== THE REQUEST ==
Make an exact copy of all the data.

··········

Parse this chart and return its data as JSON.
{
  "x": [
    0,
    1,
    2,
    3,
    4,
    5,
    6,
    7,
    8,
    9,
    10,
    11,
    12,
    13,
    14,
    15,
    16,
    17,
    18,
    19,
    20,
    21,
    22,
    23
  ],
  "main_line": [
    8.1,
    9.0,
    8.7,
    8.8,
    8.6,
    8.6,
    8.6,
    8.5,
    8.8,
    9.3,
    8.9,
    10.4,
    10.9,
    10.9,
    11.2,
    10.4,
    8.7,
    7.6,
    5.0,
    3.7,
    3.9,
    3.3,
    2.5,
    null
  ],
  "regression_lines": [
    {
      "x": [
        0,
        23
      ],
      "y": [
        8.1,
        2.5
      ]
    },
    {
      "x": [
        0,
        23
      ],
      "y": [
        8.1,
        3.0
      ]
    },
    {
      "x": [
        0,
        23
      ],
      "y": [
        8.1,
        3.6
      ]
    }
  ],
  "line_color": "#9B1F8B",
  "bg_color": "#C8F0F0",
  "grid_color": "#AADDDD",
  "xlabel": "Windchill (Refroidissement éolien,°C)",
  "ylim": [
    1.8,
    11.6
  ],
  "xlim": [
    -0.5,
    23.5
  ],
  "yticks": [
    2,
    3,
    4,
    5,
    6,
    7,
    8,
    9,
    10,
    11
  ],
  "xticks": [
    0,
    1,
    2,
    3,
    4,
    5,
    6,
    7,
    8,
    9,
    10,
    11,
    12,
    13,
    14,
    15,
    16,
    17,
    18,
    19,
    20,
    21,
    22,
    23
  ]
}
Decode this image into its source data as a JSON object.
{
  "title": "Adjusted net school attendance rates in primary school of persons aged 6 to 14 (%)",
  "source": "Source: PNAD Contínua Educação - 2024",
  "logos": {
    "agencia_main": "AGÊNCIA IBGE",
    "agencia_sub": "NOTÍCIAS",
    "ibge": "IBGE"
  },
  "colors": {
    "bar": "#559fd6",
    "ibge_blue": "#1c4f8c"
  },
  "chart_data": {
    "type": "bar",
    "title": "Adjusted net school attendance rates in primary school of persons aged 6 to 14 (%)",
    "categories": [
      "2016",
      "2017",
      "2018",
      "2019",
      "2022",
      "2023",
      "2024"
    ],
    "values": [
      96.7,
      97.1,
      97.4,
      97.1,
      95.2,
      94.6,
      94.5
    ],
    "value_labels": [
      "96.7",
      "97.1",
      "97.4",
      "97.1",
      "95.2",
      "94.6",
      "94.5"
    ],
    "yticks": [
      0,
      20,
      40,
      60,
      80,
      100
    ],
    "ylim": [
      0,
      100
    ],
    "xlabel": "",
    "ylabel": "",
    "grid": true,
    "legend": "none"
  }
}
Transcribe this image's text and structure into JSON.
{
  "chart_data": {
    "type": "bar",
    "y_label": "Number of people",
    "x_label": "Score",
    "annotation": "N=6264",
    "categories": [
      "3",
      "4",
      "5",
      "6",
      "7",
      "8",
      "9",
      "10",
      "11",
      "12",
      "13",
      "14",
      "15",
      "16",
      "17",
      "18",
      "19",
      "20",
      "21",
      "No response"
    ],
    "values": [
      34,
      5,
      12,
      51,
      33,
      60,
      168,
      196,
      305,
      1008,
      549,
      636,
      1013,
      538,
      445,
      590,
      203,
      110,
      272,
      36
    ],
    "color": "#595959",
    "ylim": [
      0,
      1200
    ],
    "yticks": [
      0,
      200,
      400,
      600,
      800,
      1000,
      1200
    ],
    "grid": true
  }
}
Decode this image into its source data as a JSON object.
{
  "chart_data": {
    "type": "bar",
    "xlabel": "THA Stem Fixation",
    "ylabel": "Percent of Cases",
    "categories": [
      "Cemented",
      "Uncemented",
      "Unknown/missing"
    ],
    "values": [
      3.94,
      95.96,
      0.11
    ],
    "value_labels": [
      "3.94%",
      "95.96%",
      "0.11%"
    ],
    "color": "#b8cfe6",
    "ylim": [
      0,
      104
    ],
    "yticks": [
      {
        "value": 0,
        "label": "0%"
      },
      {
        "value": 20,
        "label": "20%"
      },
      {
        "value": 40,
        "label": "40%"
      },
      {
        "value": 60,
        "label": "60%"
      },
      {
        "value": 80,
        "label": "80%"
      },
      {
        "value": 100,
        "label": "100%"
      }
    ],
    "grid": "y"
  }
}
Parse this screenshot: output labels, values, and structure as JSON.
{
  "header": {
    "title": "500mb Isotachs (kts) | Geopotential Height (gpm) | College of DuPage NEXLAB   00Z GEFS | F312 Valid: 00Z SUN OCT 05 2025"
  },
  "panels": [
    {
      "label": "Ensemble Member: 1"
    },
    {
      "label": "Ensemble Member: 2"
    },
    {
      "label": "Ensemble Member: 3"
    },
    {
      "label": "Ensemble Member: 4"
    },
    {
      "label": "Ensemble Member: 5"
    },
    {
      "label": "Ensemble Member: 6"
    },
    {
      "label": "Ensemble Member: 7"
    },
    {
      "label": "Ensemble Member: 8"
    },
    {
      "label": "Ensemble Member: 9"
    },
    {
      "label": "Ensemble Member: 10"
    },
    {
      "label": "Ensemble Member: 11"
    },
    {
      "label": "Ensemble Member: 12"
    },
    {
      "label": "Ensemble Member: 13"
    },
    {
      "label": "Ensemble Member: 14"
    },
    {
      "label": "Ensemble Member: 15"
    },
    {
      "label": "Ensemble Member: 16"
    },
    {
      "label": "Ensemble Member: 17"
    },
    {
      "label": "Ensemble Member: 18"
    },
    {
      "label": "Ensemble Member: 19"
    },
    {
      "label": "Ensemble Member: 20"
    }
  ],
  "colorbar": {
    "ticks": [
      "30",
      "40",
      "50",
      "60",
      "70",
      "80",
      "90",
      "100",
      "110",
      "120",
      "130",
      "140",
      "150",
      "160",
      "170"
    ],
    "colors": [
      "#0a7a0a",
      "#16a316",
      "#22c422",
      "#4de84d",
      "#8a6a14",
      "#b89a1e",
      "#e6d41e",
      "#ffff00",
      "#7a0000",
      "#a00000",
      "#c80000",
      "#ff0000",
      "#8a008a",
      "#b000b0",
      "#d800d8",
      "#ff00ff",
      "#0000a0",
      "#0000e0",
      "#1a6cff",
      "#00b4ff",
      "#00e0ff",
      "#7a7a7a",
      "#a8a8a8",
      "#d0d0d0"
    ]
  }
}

··········

== SOLUTION TO THE PROBLEM ==
Parse this chart and return its data as JSON.
{
  "x": [
    0,
    1,
    2,
    3,
    4,
    5,
    6,
    7,
    8,
    9,
    10,
    11,
    12,
    13,
    14,
    15,
    16,
    17,
    18,
    19,
    20,
    21,
    22,
    23
  ],
  "main_line": [
    8.1,
    9.0,
    8.7,
    8.8,
    8.6,
    8.6,
    8.6,
    8.5,
    8.8,
    9.3,
    8.9,
    10.4,
    10.9,
    10.9,
    11.2,
    10.4,
    8.7,
    7.6,
    5.0,
    3.7,
    3.9,
    3.3,
    2.5,
    null
  ],
  "regression_lines": [
    {
      "x": [
        0,
        23
      ],
      "y": [
        8.1,
        2.5
      ]
    },
    {
      "x": [
        0,
        23
      ],
      "y": [
        8.1,
        3.0
      ]
    },
    {
      "x": [
        0,
        23
      ],
      "y": [
        8.1,
        3.6
      ]
    }
  ],
  "line_color": "#9B1F8B",
  "bg_color": "#C8F0F0",
  "grid_color": "#AADDDD",
  "xlabel": "Windchill (Refroidissement éolien,°C)",
  "ylim": [
    1.8,
    11.6
  ],
  "xlim": [
    -0.5,
    23.5
  ],
  "yticks": [
    2,
    3,
    4,
    5,
    6,
    7,
    8,
    9,
    10,
    11
  ],
  "xticks": [
    0,
    1,
    2,
    3,
    4,
    5,
    6,
    7,
    8,
    9,
    10,
    11,
    12,
    13,
    14,
    15,
    16,
    17,
    18,
    19,
    20,
    21,
    22,
    23
  ]
}
Decode this image into its source data as a JSON object.
{
  "title": "Adjusted net school attendance rates in primary school of persons aged 6 to 14 (%)",
  "source": "Source: PNAD Contínua Educação - 2024",
  "logos": {
    "agencia_main": "AGÊNCIA IBGE",
    "agencia_sub": "NOTÍCIAS",
    "ibge": "IBGE"
  },
  "colors": {
    "bar": "#559fd6",
    "ibge_blue": "#1c4f8c"
  },
  "chart_data": {
    "type": "bar",
    "title": "Adjusted net school attendance rates in primary school of persons aged 6 to 14 (%)",
    "categories": [
      "2016",
      "2017",
      "2018",
      "2019",
      "2022",
      "2023",
      "2024"
    ],
    "values": [
      96.7,
      97.1,
      97.4,
      97.1,
      95.2,
      94.6,
      94.5
    ],
    "value_labels": [
      "96.7",
      "97.1",
      "97.4",
      "97.1",
      "95.2",
      "94.6",
      "94.5"
    ],
    "yticks": [
      0,
      20,
      40,
      60,
      80,
      100
    ],
    "ylim": [
      0,
      100
    ],
    "xlabel": "",
    "ylabel": "",
    "grid": true,
    "legend": "none"
  }
}
Transcribe this image's text and structure into JSON.
{
  "chart_data": {
    "type": "bar",
    "y_label": "Number of people",
    "x_label": "Score",
    "annotation": "N=6264",
    "categories": [
      "3",
      "4",
      "5",
      "6",
      "7",
      "8",
      "9",
      "10",
      "11",
      "12",
      "13",
      "14",
      "15",
      "16",
      "17",
      "18",
      "19",
      "20",
      "21",
      "No response"
    ],
    "values": [
      34,
      5,
      12,
      51,
      33,
      60,
      168,
      196,
      305,
      1008,
      549,
      636,
      1013,
      538,
      445,
      590,
      203,
      110,
      272,
      36
    ],
    "color": "#595959",
    "ylim": [
      0,
      1200
    ],
    "yticks": [
      0,
      200,
      400,
      600,
      800,
      1000,
      1200
    ],
    "grid": true
  }
}
Decode this image into its source data as a JSON object.
{
  "chart_data": {
    "type": "bar",
    "xlabel": "THA Stem Fixation",
    "ylabel": "Percent of Cases",
    "categories": [
      "Cemented",
      "Uncemented",
      "Unknown/missing"
    ],
    "values": [
      3.94,
      95.96,
      0.11
    ],
    "value_labels": [
      "3.94%",
      "95.96%",
      "0.11%"
    ],
    "color": "#b8cfe6",
    "ylim": [
      0,
      104
    ],
    "yticks": [
      {
        "value": 0,
        "label": "0%"
      },
      {
        "value": 20,
        "label": "20%"
      },
      {
        "value": 40,
        "label": "40%"
      },
      {
        "value": 60,
        "label": "60%"
      },
      {
        "value": 80,
        "label": "80%"
      },
      {
        "value": 100,
        "label": "100%"
      }
    ],
    "grid": "y"
  }
}
Parse this screenshot: output labels, values, and structure as JSON.
{
  "header": {
    "title": "500mb Isotachs (kts) | Geopotential Height (gpm) | College of DuPage NEXLAB   00Z GEFS | F312 Valid: 00Z SUN OCT 05 2025"
  },
  "panels": [
    {
      "label": "Ensemble Member: 1"
    },
    {
      "label": "Ensemble Member: 2"
    },
    {
      "label": "Ensemble Member: 3"
    },
    {
      "label": "Ensemble Member: 4"
    },
    {
      "label": "Ensemble Member: 5"
    },
    {
      "label": "Ensemble Member: 6"
    },
    {
      "label": "Ensemble Member: 7"
    },
    {
      "label": "Ensemble Member: 8"
    },
    {
      "label": "Ensemble Member: 9"
    },
    {
      "label": "Ensemble Member: 10"
    },
    {
      "label": "Ensemble Member: 11"
    },
    {
      "label": "Ensemble Member: 12"
    },
    {
      "label": "Ensemble Member: 13"
    },
    {
      "label": "Ensemble Member: 14"
    },
    {
      "label": "Ensemble Member: 15"
    },
    {
      "label": "Ensemble Member: 16"
    },
    {
      "label": "Ensemble Member: 17"
    },
    {
      "label": "Ensemble Member: 18"
    },
    {
      "label": "Ensemble Member: 19"
    },
    {
      "label": "Ensemble Member: 20"
    }
  ],
  "colorbar": {
    "ticks": [
      "30",
      "40",
      "50",
      "60",
      "70",
      "80",
      "90",
      "100",
      "110",
      "120",
      "130",
      "140",
      "150",
      "160",
      "170"
    ],
    "colors": [
      "#0a7a0a",
      "#16a316",
      "#22c422",
      "#4de84d",
      "#8a6a14",
      "#b89a1e",
      "#e6d41e",
      "#ffff00",
      "#7a0000",
      "#a00000",
      "#c80000",
      "#ff0000",
      "#8a008a",
      "#b000b0",
      "#d800d8",
      "#ff00ff",
      "#0000a0",
      "#0000e0",
      "#1a6cff",
      "#00b4ff",
      "#00e0ff",
      "#7a7a7a",
      "#a8a8a8",
      "#d0d0d0"
    ]
  }
}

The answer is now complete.